(Data entries)
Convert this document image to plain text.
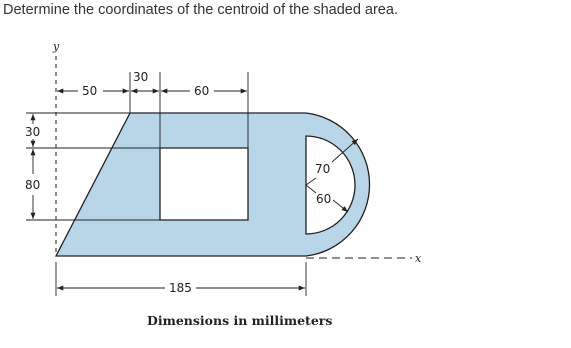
Determine the coordinates of the centroid of the shaded area.
y
x
50
30
60
30
80
70
60
185
Dimensions in millimeters
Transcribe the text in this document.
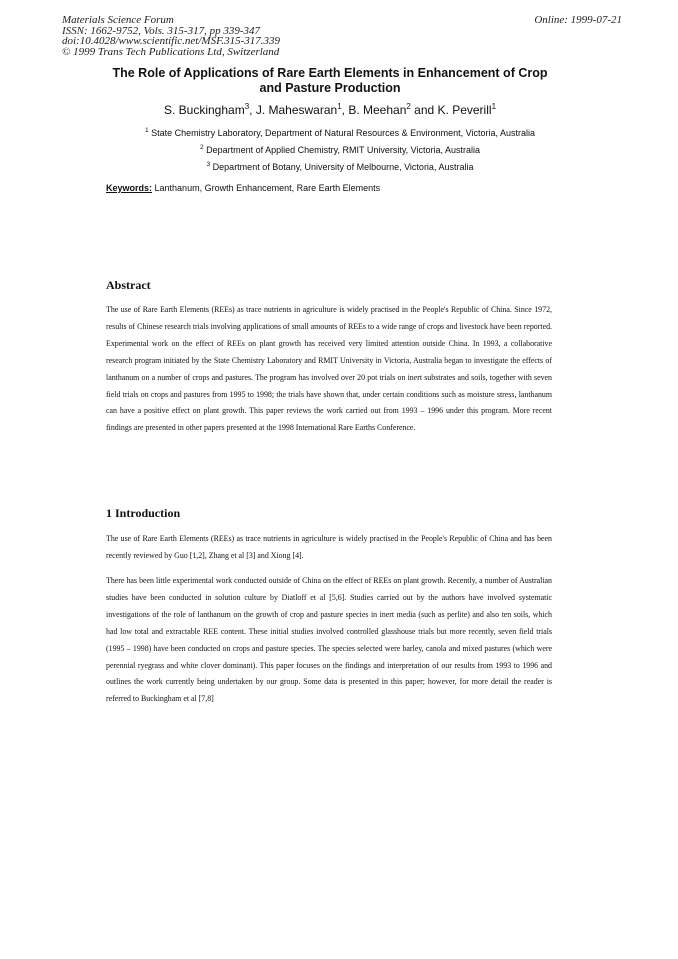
Materials Science Forum
ISSN: 1662-9752, Vols. 315-317, pp 339-347
doi:10.4028/www.scientific.net/MSF.315-317.339
© 1999 Trans Tech Publications Ltd, Switzerland
Online: 1999-07-21
The Role of Applications of Rare Earth Elements in Enhancement of Crop and Pasture Production
S. Buckingham$^3$, J. Maheswaran$^1$, B. Meehan$^2$ and K. Peverill$^1$
$^1$ State Chemistry Laboratory, Department of Natural Resources & Environment, Victoria, Australia
$^2$ Department of Applied Chemistry, RMIT University, Victoria, Australia
$^3$ Department of Botany, University of Melbourne, Victoria, Australia
Keywords: Lanthanum, Growth Enhancement, Rare Earth Elements
Abstract
The use of Rare Earth Elements (REEs) as trace nutrients in agriculture is widely practised in the People's Republic of China. Since 1972, results of Chinese research trials involving applications of small amounts of REEs to a wide range of crops and livestock have been reported. Experimental work on the effect of REEs on plant growth has received very limited attention outside China. In 1993, a collaborative research program initiated by the State Chemistry Laboratory and RMIT University in Victoria, Australia began to investigate the effects of lanthanum on a number of crops and pastures. The program has involved over 20 pot trials on inert substrates and soils, together with seven field trials on crops and pastures from 1995 to 1998; the trials have shown that, under certain conditions such as moisture stress, lanthanum can have a positive effect on plant growth. This paper reviews the work carried out from 1993 – 1996 under this program. More recent findings are presented in other papers presented at the 1998 International Rare Earths Conference.
1 Introduction
The use of Rare Earth Elements (REEs) as trace nutrients in agriculture is widely practised in the People's Republic of China and has been recently reviewed by Guo [1,2], Zhang et al [3] and Xiong [4].
There has been little experimental work conducted outside of China on the effect of REEs on plant growth. Recently, a number of Australian studies have been conducted in solution culture by Diatloff et al [5,6]. Studies carried out by the authors have involved systematic investigations of the role of lanthanum on the growth of crop and pasture species in inert media (such as perlite) and also ten soils, which had low total and extractable REE content. These initial studies involved controlled glasshouse trials but more recently, seven field trials (1995 – 1998) have been conducted on crops and pasture species. The species selected were barley, canola and mixed pastures (which were perennial ryegrass and white clover dominant). This paper focuses on the findings and interpretation of our results from 1993 to 1996 and outlines the work currently being undertaken by our group. Some data is presented in this paper; however, for more detail the reader is referred to Buckingham et al [7,8]
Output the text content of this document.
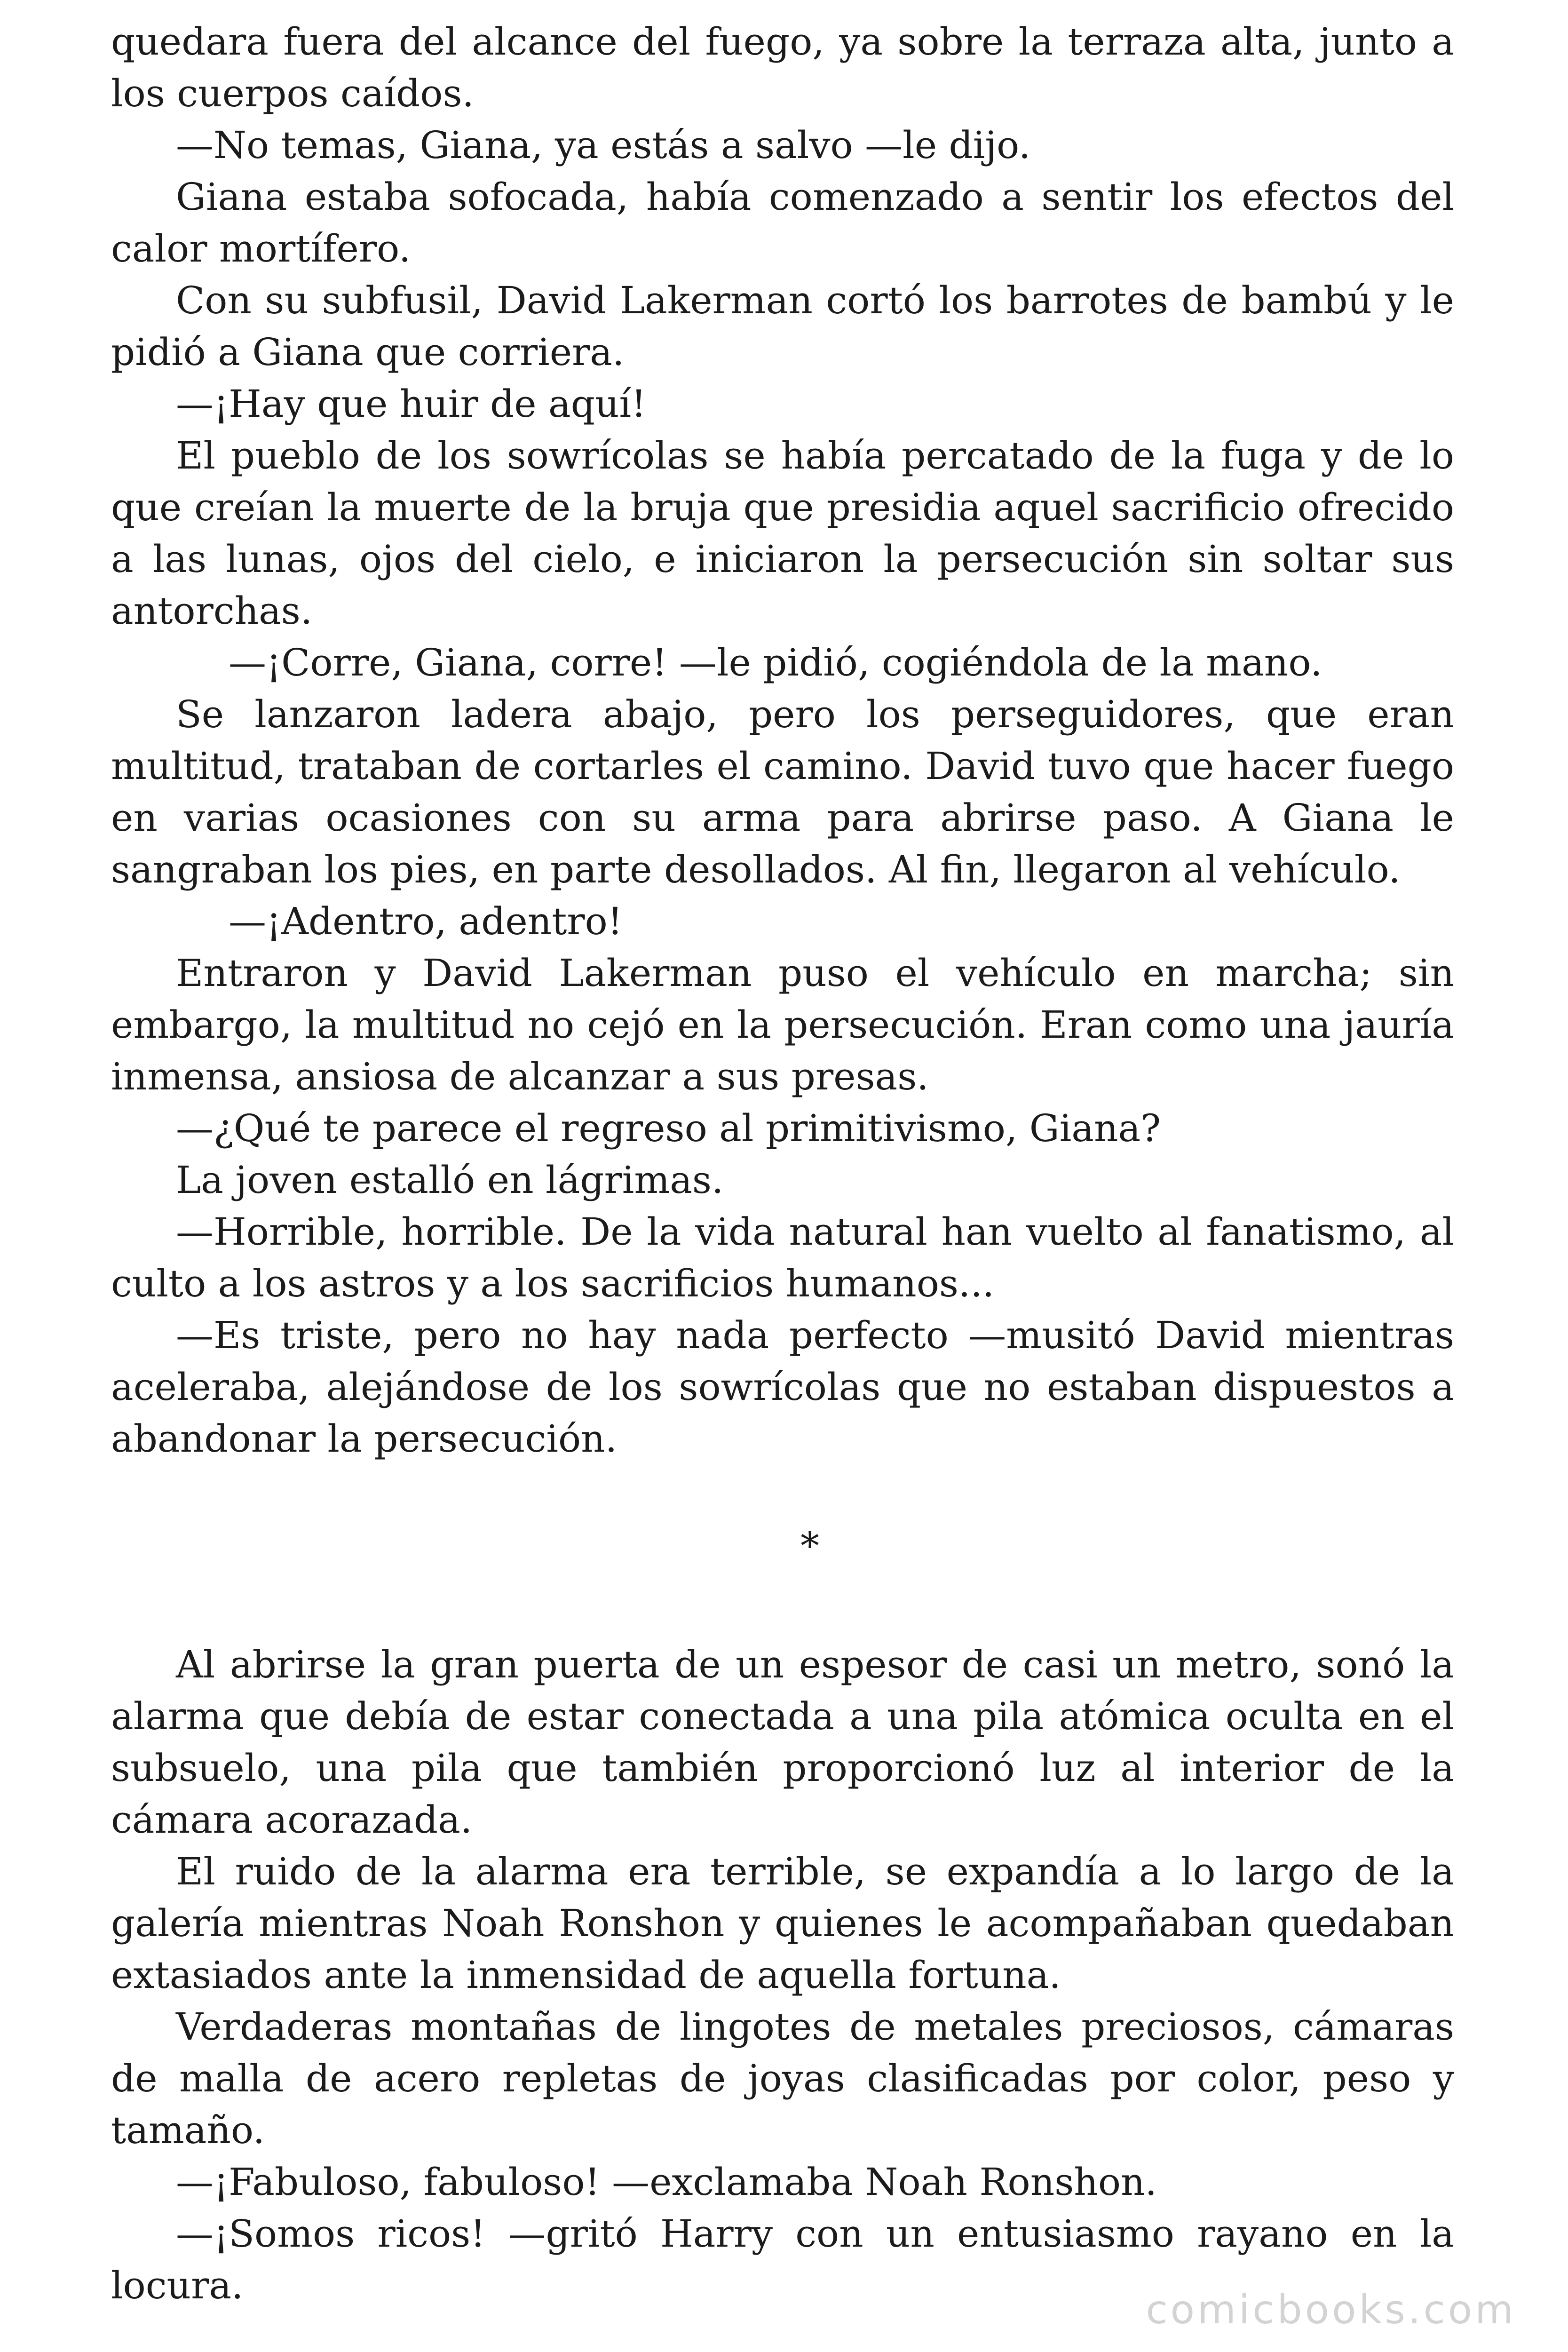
quedara fuera del alcance del fuego, ya sobre la terraza alta, junto a los cuerpos caídos.

—No temas, Giana, ya estás a salvo —le dijo.

Giana estaba sofocada, había comenzado a sentir los efectos del calor mortífero.

Con su subfusil, David Lakerman cortó los barrotes de bambú y le pidió a Giana que corriera.

—¡Hay que huir de aquí!

El pueblo de los sowrícolas se había percatado de la fuga y de lo que creían la muerte de la bruja que presidia aquel sacrificio ofrecido a las lunas, ojos del cielo, e iniciaron la persecución sin soltar sus antorchas.

—¡Corre, Giana, corre! —le pidió, cogiéndola de la mano.

Se lanzaron ladera abajo, pero los perseguidores, que eran multitud, trataban de cortarles el camino. David tuvo que hacer fuego en varias ocasiones con su arma para abrirse paso. A Giana le sangraban los pies, en parte desollados. Al fin, llegaron al vehículo.

—¡Adentro, adentro!

Entraron y David Lakerman puso el vehículo en marcha; sin embargo, la multitud no cejó en la persecución. Eran como una jauría inmensa, ansiosa de alcanzar a sus presas.

—¿Qué te parece el regreso al primitivismo, Giana?

La joven estalló en lágrimas.

—Horrible, horrible. De la vida natural han vuelto al fanatismo, al culto a los astros y a los sacrificios humanos...

—Es triste, pero no hay nada perfecto —musitó David mientras aceleraba, alejándose de los sowrícolas que no estaban dispuestos a abandonar la persecución.

*

Al abrirse la gran puerta de un espesor de casi un metro, sonó la alarma que debía de estar conectada a una pila atómica oculta en el subsuelo, una pila que también proporcionó luz al interior de la cámara acorazada.

El ruido de la alarma era terrible, se expandía a lo largo de la galería mientras Noah Ronshon y quienes le acompañaban quedaban extasiados ante la inmensidad de aquella fortuna.

Verdaderas montañas de lingotes de metales preciosos, cámaras de malla de acero repletas de joyas clasificadas por color, peso y tamaño.

—¡Fabuloso, fabuloso! —exclamaba Noah Ronshon.

—¡Somos ricos! —gritó Harry con un entusiasmo rayano en la locura.

comicbooks.com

Short task: Read the entries and show each line that mentions "document".

Problem solution:
Convert this document image to plain text.
Transcribe the text in this document.
Output the text content of this document.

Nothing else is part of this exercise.